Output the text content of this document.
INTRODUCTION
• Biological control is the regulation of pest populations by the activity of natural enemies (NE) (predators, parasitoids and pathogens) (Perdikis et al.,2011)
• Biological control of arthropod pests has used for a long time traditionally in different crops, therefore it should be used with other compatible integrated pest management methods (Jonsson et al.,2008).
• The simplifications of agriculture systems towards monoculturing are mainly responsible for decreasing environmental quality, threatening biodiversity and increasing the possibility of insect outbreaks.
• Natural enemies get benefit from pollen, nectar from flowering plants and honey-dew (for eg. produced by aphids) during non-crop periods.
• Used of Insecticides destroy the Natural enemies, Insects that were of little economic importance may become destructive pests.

***

- _What is needed_
Please output the entire listing exactly as it stands.

- _Task response_
Output the text content of this document.
INTRODUCTION
• Biological control is the regulation of pest populations by the activity of natural enemies (NE) (predators, parasitoids and pathogens) (Perdikis et al.,2011)
• Biological control of arthropod pests has used for a long time traditionally in different crops, therefore it should be used with other compatible integrated pest management methods (Jonsson et al.,2008).
• The simplifications of agriculture systems towards monoculturing are mainly responsible for decreasing environmental quality, threatening biodiversity and increasing the possibility of insect outbreaks.
• Natural enemies get benefit from pollen, nectar from flowering plants and honey-dew (for eg. produced by aphids) during non-crop periods.
• Used of Insecticides destroy the Natural enemies, Insects that were of little economic importance may become destructive pests.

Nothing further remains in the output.